---------- Provided records

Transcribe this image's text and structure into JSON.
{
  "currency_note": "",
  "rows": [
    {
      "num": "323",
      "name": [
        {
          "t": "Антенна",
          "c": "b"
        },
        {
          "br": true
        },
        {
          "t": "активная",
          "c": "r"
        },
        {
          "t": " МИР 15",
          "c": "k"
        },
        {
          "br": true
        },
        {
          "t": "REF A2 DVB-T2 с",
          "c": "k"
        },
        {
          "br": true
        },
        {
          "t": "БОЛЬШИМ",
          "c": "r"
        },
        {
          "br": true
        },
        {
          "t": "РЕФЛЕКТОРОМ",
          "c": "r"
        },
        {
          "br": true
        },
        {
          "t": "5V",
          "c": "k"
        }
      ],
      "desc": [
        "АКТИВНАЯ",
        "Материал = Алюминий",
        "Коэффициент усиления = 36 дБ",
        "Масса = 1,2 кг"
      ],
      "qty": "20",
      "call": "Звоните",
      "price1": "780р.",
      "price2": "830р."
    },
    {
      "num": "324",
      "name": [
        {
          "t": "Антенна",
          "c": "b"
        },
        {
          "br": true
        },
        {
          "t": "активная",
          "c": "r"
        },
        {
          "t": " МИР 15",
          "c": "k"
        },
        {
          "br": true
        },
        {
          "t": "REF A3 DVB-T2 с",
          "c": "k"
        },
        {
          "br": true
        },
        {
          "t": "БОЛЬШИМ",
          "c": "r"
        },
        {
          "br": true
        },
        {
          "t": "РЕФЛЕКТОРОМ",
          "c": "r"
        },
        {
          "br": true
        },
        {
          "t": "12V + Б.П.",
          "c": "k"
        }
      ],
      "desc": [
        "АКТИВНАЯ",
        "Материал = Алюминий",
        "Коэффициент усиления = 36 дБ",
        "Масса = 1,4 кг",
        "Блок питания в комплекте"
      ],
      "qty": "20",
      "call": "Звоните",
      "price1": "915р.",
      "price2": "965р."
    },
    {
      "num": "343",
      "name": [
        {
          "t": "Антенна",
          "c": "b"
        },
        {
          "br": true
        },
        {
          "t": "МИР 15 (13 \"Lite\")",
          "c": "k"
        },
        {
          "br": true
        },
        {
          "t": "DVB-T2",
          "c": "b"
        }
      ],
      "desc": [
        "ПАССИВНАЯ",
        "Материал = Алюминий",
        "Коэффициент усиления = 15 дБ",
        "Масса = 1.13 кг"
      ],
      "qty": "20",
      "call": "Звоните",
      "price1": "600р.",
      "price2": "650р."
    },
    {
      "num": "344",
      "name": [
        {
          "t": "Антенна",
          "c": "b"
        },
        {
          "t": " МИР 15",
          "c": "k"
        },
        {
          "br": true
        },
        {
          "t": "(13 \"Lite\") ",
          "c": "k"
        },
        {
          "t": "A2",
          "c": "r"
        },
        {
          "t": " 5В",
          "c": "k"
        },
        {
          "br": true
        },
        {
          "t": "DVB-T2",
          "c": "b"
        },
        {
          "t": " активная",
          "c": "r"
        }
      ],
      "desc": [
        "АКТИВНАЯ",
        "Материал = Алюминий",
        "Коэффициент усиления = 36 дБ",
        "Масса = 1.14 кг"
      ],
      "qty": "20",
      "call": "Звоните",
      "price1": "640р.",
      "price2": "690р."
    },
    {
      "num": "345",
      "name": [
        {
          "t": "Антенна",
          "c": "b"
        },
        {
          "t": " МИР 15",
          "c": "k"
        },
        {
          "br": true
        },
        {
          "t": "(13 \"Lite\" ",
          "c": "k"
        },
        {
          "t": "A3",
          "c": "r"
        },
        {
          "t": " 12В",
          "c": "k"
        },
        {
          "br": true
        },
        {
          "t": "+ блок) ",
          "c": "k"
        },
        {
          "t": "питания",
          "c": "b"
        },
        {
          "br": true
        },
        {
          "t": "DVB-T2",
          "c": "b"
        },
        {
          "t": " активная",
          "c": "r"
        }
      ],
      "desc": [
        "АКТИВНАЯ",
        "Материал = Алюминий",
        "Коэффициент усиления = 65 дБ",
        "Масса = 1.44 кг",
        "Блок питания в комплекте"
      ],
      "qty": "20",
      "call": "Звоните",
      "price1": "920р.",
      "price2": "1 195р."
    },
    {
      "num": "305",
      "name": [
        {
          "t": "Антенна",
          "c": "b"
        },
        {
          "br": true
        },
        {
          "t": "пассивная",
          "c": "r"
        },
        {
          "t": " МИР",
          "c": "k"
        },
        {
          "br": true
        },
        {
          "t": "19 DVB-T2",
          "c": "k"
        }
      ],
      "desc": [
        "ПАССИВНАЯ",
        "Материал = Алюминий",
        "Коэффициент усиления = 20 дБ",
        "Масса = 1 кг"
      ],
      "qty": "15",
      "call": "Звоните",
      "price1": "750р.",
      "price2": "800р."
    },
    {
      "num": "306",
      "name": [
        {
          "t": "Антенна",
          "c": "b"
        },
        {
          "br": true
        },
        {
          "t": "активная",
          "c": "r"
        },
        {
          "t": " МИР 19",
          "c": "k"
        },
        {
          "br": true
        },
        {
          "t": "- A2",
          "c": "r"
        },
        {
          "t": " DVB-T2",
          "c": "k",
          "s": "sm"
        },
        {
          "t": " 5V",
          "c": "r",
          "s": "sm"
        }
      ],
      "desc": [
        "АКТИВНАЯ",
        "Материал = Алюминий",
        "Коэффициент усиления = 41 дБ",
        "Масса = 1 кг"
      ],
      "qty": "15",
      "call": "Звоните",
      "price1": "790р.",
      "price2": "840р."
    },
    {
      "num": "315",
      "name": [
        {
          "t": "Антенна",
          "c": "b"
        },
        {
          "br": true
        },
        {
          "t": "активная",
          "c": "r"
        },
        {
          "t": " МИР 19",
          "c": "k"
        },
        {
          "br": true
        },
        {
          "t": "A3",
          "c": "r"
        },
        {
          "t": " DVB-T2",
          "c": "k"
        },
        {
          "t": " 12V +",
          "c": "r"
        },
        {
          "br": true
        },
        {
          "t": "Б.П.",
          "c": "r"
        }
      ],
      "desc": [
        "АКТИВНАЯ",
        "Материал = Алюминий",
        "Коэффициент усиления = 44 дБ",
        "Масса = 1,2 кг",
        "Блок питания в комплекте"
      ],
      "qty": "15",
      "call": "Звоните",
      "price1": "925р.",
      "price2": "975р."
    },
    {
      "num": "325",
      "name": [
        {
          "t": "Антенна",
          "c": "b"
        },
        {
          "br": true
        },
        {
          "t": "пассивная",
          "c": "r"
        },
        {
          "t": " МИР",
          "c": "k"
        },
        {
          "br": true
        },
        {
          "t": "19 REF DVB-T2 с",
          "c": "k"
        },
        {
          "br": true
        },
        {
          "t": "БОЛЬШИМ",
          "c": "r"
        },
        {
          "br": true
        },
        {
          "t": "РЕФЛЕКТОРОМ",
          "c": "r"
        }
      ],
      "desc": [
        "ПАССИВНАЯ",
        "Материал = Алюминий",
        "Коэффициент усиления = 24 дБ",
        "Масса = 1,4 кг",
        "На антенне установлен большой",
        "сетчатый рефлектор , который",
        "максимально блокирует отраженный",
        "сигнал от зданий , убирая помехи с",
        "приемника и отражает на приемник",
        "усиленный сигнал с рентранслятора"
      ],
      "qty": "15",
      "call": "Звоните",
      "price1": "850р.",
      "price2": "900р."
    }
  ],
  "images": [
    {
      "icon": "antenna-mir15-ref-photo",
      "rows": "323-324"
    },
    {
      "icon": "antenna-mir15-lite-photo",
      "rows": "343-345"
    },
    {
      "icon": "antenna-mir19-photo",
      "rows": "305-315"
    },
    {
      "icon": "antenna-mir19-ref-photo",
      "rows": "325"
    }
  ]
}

--------------------

• [Exercise instructions]: Repeat every line of the records above exactly.

• [Output for this task]:
Transcribe this image's text and structure into JSON.
{
  "currency_note": "",
  "rows": [
    {
      "num": "323",
      "name": [
        {
          "t": "Антенна",
          "c": "b"
        },
        {
          "br": true
        },
        {
          "t": "активная",
          "c": "r"
        },
        {
          "t": " МИР 15",
          "c": "k"
        },
        {
          "br": true
        },
        {
          "t": "REF A2 DVB-T2 с",
          "c": "k"
        },
        {
          "br": true
        },
        {
          "t": "БОЛЬШИМ",
          "c": "r"
        },
        {
          "br": true
        },
        {
          "t": "РЕФЛЕКТОРОМ",
          "c": "r"
        },
        {
          "br": true
        },
        {
          "t": "5V",
          "c": "k"
        }
      ],
      "desc": [
        "АКТИВНАЯ",
        "Материал = Алюминий",
        "Коэффициент усиления = 36 дБ",
        "Масса = 1,2 кг"
      ],
      "qty": "20",
      "call": "Звоните",
      "price1": "780р.",
      "price2": "830р."
    },
    {
      "num": "324",
      "name": [
        {
          "t": "Антенна",
          "c": "b"
        },
        {
          "br": true
        },
        {
          "t": "активная",
          "c": "r"
        },
        {
          "t": " МИР 15",
          "c": "k"
        },
        {
          "br": true
        },
        {
          "t": "REF A3 DVB-T2 с",
          "c": "k"
        },
        {
          "br": true
        },
        {
          "t": "БОЛЬШИМ",
          "c": "r"
        },
        {
          "br": true
        },
        {
          "t": "РЕФЛЕКТОРОМ",
          "c": "r"
        },
        {
          "br": true
        },
        {
          "t": "12V + Б.П.",
          "c": "k"
        }
      ],
      "desc": [
        "АКТИВНАЯ",
        "Материал = Алюминий",
        "Коэффициент усиления = 36 дБ",
        "Масса = 1,4 кг",
        "Блок питания в комплекте"
      ],
      "qty": "20",
      "call": "Звоните",
      "price1": "915р.",
      "price2": "965р."
    },
    {
      "num": "343",
      "name": [
        {
          "t": "Антенна",
          "c": "b"
        },
        {
          "br": true
        },
        {
          "t": "МИР 15 (13 \"Lite\")",
          "c": "k"
        },
        {
          "br": true
        },
        {
          "t": "DVB-T2",
          "c": "b"
        }
      ],
      "desc": [
        "ПАССИВНАЯ",
        "Материал = Алюминий",
        "Коэффициент усиления = 15 дБ",
        "Масса = 1.13 кг"
      ],
      "qty": "20",
      "call": "Звоните",
      "price1": "600р.",
      "price2": "650р."
    },
    {
      "num": "344",
      "name": [
        {
          "t": "Антенна",
          "c": "b"
        },
        {
          "t": " МИР 15",
          "c": "k"
        },
        {
          "br": true
        },
        {
          "t": "(13 \"Lite\") ",
          "c": "k"
        },
        {
          "t": "A2",
          "c": "r"
        },
        {
          "t": " 5В",
          "c": "k"
        },
        {
          "br": true
        },
        {
          "t": "DVB-T2",
          "c": "b"
        },
        {
          "t": " активная",
          "c": "r"
        }
      ],
      "desc": [
        "АКТИВНАЯ",
        "Материал = Алюминий",
        "Коэффициент усиления = 36 дБ",
        "Масса = 1.14 кг"
      ],
      "qty": "20",
      "call": "Звоните",
      "price1": "640р.",
      "price2": "690р."
    },
    {
      "num": "345",
      "name": [
        {
          "t": "Антенна",
          "c": "b"
        },
        {
          "t": " МИР 15",
          "c": "k"
        },
        {
          "br": true
        },
        {
          "t": "(13 \"Lite\" ",
          "c": "k"
        },
        {
          "t": "A3",
          "c": "r"
        },
        {
          "t": " 12В",
          "c": "k"
        },
        {
          "br": true
        },
        {
          "t": "+ блок) ",
          "c": "k"
        },
        {
          "t": "питания",
          "c": "b"
        },
        {
          "br": true
        },
        {
          "t": "DVB-T2",
          "c": "b"
        },
        {
          "t": " активная",
          "c": "r"
        }
      ],
      "desc": [
        "АКТИВНАЯ",
        "Материал = Алюминий",
        "Коэффициент усиления = 65 дБ",
        "Масса = 1.44 кг",
        "Блок питания в комплекте"
      ],
      "qty": "20",
      "call": "Звоните",
      "price1": "920р.",
      "price2": "1 195р."
    },
    {
      "num": "305",
      "name": [
        {
          "t": "Антенна",
          "c": "b"
        },
        {
          "br": true
        },
        {
          "t": "пассивная",
          "c": "r"
        },
        {
          "t": " МИР",
          "c": "k"
        },
        {
          "br": true
        },
        {
          "t": "19 DVB-T2",
          "c": "k"
        }
      ],
      "desc": [
        "ПАССИВНАЯ",
        "Материал = Алюминий",
        "Коэффициент усиления = 20 дБ",
        "Масса = 1 кг"
      ],
      "qty": "15",
      "call": "Звоните",
      "price1": "750р.",
      "price2": "800р."
    },
    {
      "num": "306",
      "name": [
        {
          "t": "Антенна",
          "c": "b"
        },
        {
          "br": true
        },
        {
          "t": "активная",
          "c": "r"
        },
        {
          "t": " МИР 19",
          "c": "k"
        },
        {
          "br": true
        },
        {
          "t": "- A2",
          "c": "r"
        },
        {
          "t": " DVB-T2",
          "c": "k",
          "s": "sm"
        },
        {
          "t": " 5V",
          "c": "r",
          "s": "sm"
        }
      ],
      "desc": [
        "АКТИВНАЯ",
        "Материал = Алюминий",
        "Коэффициент усиления = 41 дБ",
        "Масса = 1 кг"
      ],
      "qty": "15",
      "call": "Звоните",
      "price1": "790р.",
      "price2": "840р."
    },
    {
      "num": "315",
      "name": [
        {
          "t": "Антенна",
          "c": "b"
        },
        {
          "br": true
        },
        {
          "t": "активная",
          "c": "r"
        },
        {
          "t": " МИР 19",
          "c": "k"
        },
        {
          "br": true
        },
        {
          "t": "A3",
          "c": "r"
        },
        {
          "t": " DVB-T2",
          "c": "k"
        },
        {
          "t": " 12V +",
          "c": "r"
        },
        {
          "br": true
        },
        {
          "t": "Б.П.",
          "c": "r"
        }
      ],
      "desc": [
        "АКТИВНАЯ",
        "Материал = Алюминий",
        "Коэффициент усиления = 44 дБ",
        "Масса = 1,2 кг",
        "Блок питания в комплекте"
      ],
      "qty": "15",
      "call": "Звоните",
      "price1": "925р.",
      "price2": "975р."
    },
    {
      "num": "325",
      "name": [
        {
          "t": "Антенна",
          "c": "b"
        },
        {
          "br": true
        },
        {
          "t": "пассивная",
          "c": "r"
        },
        {
          "t": " МИР",
          "c": "k"
        },
        {
          "br": true
        },
        {
          "t": "19 REF DVB-T2 с",
          "c": "k"
        },
        {
          "br": true
        },
        {
          "t": "БОЛЬШИМ",
          "c": "r"
        },
        {
          "br": true
        },
        {
          "t": "РЕФЛЕКТОРОМ",
          "c": "r"
        }
      ],
      "desc": [
        "ПАССИВНАЯ",
        "Материал = Алюминий",
        "Коэффициент усиления = 24 дБ",
        "Масса = 1,4 кг",
        "На антенне установлен большой",
        "сетчатый рефлектор , который",
        "максимально блокирует отраженный",
        "сигнал от зданий , убирая помехи с",
        "приемника и отражает на приемник",
        "усиленный сигнал с рентранслятора"
      ],
      "qty": "15",
      "call": "Звоните",
      "price1": "850р.",
      "price2": "900р."
    }
  ],
  "images": [
    {
      "icon": "antenna-mir15-ref-photo",
      "rows": "323-324"
    },
    {
      "icon": "antenna-mir15-lite-photo",
      "rows": "343-345"
    },
    {
      "icon": "antenna-mir19-photo",
      "rows": "305-315"
    },
    {
      "icon": "antenna-mir19-ref-photo",
      "rows": "325"
    }
  ]
}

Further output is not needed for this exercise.